*EXERCISE AIM*
Locate every line in the records that contains the word "Text" and copy each of those lines in full.

□ □ □ □ □

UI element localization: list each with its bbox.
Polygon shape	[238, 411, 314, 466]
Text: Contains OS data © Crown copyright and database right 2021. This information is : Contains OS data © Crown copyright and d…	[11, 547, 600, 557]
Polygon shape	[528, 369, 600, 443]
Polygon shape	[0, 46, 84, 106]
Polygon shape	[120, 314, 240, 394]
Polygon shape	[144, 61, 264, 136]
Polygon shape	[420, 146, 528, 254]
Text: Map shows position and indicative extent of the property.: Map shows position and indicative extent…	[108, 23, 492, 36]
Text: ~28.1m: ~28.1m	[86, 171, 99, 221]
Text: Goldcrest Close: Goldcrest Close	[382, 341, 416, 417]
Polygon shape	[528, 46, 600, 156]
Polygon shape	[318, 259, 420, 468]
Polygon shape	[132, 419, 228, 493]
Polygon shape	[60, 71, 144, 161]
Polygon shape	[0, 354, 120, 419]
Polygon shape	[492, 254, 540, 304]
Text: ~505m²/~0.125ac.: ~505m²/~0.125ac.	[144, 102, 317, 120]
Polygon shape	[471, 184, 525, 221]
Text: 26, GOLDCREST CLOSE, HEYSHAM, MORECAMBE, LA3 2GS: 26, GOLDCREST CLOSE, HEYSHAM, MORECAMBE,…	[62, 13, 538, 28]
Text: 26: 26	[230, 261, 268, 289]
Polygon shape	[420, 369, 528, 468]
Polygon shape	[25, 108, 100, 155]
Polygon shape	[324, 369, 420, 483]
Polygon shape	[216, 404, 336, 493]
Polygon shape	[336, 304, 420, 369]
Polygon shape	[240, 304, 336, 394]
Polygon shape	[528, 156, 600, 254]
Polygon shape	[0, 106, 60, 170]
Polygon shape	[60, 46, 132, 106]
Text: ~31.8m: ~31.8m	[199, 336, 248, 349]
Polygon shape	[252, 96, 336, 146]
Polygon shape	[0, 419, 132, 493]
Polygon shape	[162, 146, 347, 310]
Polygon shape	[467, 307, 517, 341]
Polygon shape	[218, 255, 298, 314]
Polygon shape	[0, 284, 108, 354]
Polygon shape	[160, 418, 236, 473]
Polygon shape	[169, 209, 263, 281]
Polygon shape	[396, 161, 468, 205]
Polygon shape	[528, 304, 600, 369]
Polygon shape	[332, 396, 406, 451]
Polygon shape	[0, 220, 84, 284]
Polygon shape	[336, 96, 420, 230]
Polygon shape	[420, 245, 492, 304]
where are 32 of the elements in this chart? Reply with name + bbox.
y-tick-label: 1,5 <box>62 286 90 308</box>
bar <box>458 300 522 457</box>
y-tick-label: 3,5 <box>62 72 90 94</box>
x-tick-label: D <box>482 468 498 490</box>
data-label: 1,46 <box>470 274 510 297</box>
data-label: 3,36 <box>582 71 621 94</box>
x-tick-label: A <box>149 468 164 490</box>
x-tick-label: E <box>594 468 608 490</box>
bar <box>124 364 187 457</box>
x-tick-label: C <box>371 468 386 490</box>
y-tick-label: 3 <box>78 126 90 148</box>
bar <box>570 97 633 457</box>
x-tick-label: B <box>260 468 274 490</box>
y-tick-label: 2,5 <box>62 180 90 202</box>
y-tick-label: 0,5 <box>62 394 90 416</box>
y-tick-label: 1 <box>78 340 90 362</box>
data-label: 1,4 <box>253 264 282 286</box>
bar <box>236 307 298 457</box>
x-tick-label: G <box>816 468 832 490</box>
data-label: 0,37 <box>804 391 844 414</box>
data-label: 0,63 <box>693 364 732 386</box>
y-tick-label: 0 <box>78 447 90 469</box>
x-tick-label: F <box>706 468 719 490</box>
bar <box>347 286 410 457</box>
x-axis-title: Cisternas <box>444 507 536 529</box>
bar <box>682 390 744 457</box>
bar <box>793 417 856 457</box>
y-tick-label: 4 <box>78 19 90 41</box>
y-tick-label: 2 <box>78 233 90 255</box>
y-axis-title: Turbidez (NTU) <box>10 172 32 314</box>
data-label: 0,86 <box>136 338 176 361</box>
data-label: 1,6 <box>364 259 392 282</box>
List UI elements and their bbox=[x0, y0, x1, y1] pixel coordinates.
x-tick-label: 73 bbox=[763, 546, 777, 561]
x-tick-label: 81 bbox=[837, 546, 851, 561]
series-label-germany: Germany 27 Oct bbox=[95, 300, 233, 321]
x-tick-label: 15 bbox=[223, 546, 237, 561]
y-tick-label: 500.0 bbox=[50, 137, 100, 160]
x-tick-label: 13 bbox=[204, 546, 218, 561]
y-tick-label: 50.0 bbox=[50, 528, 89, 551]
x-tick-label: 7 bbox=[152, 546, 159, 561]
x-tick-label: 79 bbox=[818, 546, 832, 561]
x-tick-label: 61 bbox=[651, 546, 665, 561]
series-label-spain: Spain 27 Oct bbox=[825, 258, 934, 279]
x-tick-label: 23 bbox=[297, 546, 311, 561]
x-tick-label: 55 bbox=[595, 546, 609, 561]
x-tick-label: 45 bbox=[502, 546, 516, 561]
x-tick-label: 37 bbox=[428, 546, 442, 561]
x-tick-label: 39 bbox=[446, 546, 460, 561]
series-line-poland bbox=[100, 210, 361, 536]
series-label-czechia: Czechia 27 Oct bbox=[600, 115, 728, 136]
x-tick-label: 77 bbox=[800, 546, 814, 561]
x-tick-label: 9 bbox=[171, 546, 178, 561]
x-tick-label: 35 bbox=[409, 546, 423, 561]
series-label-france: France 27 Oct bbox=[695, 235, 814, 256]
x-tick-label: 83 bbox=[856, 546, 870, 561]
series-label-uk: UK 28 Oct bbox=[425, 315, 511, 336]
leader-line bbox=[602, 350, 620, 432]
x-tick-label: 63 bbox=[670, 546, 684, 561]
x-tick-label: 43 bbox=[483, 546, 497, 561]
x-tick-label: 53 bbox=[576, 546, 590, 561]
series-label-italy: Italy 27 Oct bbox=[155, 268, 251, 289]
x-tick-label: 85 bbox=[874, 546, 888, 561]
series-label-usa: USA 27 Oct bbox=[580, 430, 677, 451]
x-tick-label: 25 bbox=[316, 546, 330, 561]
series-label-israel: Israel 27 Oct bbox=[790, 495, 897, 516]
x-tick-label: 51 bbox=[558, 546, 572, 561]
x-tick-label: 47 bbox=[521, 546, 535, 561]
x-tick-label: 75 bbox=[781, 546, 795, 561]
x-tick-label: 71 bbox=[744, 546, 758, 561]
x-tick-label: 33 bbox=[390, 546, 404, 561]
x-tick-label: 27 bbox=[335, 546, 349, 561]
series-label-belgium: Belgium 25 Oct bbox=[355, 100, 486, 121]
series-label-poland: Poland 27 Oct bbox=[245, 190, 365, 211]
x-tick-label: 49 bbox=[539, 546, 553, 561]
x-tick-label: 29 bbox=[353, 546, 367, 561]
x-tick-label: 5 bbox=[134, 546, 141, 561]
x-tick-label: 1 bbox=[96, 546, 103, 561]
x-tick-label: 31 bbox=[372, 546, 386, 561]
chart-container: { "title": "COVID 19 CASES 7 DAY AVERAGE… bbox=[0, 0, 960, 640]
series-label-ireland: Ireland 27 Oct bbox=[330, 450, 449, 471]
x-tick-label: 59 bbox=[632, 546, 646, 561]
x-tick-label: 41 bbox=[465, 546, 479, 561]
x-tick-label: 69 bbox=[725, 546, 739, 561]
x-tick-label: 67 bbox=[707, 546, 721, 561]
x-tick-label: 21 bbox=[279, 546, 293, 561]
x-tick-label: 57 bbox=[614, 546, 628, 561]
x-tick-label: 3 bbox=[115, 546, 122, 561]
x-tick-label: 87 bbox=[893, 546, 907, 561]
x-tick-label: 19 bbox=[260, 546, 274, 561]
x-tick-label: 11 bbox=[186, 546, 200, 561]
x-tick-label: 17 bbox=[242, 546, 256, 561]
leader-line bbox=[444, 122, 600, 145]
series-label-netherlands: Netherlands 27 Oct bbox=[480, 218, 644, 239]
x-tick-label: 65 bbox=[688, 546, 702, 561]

□ □ □ □ □

*FULL RESPONSE*
Text: Contains OS data © Crown copyright and database right 2021. This information is : Contains OS data © Crown copyright and d…	[11, 547, 600, 557]
Text: Map shows position and indicative extent of the property.: Map shows position and indicative extent…	[108, 23, 492, 36]
Text: ~28.1m: ~28.1m	[86, 171, 99, 221]
Text: Goldcrest Close: Goldcrest Close	[382, 341, 416, 417]
Text: ~505m²/~0.125ac.: ~505m²/~0.125ac.	[144, 102, 317, 120]
Text: 26, GOLDCREST CLOSE, HEYSHAM, MORECAMBE, LA3 2GS: 26, GOLDCREST CLOSE, HEYSHAM, MORECAMBE,…	[62, 13, 538, 28]
Text: 26: 26	[230, 261, 268, 289]
Text: ~31.8m: ~31.8m	[199, 336, 248, 349]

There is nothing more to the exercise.